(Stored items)
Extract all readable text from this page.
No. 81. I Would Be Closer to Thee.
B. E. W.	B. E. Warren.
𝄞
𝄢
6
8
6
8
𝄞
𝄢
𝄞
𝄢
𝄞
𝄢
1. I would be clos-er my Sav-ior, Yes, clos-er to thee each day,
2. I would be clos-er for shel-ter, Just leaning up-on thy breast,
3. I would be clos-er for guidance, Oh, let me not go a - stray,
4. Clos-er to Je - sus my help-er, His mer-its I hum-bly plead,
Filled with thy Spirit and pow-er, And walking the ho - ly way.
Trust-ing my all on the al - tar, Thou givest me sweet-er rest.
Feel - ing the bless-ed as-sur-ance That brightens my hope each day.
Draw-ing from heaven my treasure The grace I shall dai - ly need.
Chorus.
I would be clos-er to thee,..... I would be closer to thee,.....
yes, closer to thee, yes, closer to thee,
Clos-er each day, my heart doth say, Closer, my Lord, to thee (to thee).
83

Required task
Every line that holds the string "from" should be returned.

Result for this exercise
Extract all readable text from this page.
Draw-ing from heaven my treasure The grace I shall dai - ly need.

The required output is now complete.